» **Objective**:
Print all the records exactly, please.

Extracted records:
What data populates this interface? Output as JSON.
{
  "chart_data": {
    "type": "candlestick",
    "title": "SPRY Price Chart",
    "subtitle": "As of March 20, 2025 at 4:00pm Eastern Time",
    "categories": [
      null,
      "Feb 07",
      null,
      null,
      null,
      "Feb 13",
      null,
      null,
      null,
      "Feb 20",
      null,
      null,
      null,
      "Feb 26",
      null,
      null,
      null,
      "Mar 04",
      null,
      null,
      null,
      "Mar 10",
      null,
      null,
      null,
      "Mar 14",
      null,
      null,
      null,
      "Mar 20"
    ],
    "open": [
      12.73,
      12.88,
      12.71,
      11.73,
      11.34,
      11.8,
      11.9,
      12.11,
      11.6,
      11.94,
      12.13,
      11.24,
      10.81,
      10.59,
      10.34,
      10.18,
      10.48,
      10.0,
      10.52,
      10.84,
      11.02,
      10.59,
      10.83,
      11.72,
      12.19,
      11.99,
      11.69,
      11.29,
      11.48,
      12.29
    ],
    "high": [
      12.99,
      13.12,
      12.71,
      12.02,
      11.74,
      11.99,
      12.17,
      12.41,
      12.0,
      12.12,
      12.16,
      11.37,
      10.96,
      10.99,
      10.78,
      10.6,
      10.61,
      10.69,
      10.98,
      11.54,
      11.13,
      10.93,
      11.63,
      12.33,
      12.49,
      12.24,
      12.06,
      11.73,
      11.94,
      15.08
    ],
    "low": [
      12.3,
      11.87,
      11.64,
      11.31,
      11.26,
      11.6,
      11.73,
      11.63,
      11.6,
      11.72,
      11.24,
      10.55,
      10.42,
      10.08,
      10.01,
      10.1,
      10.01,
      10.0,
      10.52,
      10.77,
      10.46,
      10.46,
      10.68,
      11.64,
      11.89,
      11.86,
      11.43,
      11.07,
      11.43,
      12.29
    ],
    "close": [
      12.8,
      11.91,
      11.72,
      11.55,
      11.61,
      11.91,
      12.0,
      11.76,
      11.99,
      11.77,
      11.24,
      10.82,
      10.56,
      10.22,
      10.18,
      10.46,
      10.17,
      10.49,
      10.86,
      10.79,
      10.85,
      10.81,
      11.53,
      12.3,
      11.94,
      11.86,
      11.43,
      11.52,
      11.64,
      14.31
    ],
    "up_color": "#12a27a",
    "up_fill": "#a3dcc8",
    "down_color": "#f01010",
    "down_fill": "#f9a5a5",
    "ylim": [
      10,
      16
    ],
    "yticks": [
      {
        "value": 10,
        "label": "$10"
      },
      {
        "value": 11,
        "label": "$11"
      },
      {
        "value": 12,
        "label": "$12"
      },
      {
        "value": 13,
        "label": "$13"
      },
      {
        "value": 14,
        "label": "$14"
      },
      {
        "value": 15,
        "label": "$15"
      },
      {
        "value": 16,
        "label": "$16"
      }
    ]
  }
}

» **Response to the exercise**:
What data populates this interface? Output as JSON.
{
  "chart_data": {
    "type": "candlestick",
    "title": "SPRY Price Chart",
    "subtitle": "As of March 20, 2025 at 4:00pm Eastern Time",
    "categories": [
      null,
      "Feb 07",
      null,
      null,
      null,
      "Feb 13",
      null,
      null,
      null,
      "Feb 20",
      null,
      null,
      null,
      "Feb 26",
      null,
      null,
      null,
      "Mar 04",
      null,
      null,
      null,
      "Mar 10",
      null,
      null,
      null,
      "Mar 14",
      null,
      null,
      null,
      "Mar 20"
    ],
    "open": [
      12.73,
      12.88,
      12.71,
      11.73,
      11.34,
      11.8,
      11.9,
      12.11,
      11.6,
      11.94,
      12.13,
      11.24,
      10.81,
      10.59,
      10.34,
      10.18,
      10.48,
      10.0,
      10.52,
      10.84,
      11.02,
      10.59,
      10.83,
      11.72,
      12.19,
      11.99,
      11.69,
      11.29,
      11.48,
      12.29
    ],
    "high": [
      12.99,
      13.12,
      12.71,
      12.02,
      11.74,
      11.99,
      12.17,
      12.41,
      12.0,
      12.12,
      12.16,
      11.37,
      10.96,
      10.99,
      10.78,
      10.6,
      10.61,
      10.69,
      10.98,
      11.54,
      11.13,
      10.93,
      11.63,
      12.33,
      12.49,
      12.24,
      12.06,
      11.73,
      11.94,
      15.08
    ],
    "low": [
      12.3,
      11.87,
      11.64,
      11.31,
      11.26,
      11.6,
      11.73,
      11.63,
      11.6,
      11.72,
      11.24,
      10.55,
      10.42,
      10.08,
      10.01,
      10.1,
      10.01,
      10.0,
      10.52,
      10.77,
      10.46,
      10.46,
      10.68,
      11.64,
      11.89,
      11.86,
      11.43,
      11.07,
      11.43,
      12.29
    ],
    "close": [
      12.8,
      11.91,
      11.72,
      11.55,
      11.61,
      11.91,
      12.0,
      11.76,
      11.99,
      11.77,
      11.24,
      10.82,
      10.56,
      10.22,
      10.18,
      10.46,
      10.17,
      10.49,
      10.86,
      10.79,
      10.85,
      10.81,
      11.53,
      12.3,
      11.94,
      11.86,
      11.43,
      11.52,
      11.64,
      14.31
    ],
    "up_color": "#12a27a",
    "up_fill": "#a3dcc8",
    "down_color": "#f01010",
    "down_fill": "#f9a5a5",
    "ylim": [
      10,
      16
    ],
    "yticks": [
      {
        "value": 10,
        "label": "$10"
      },
      {
        "value": 11,
        "label": "$11"
      },
      {
        "value": 12,
        "label": "$12"
      },
      {
        "value": 13,
        "label": "$13"
      },
      {
        "value": 14,
        "label": "$14"
      },
      {
        "value": 15,
        "label": "$15"
      },
      {
        "value": 16,
        "label": "$16"
      }
    ]
  }
}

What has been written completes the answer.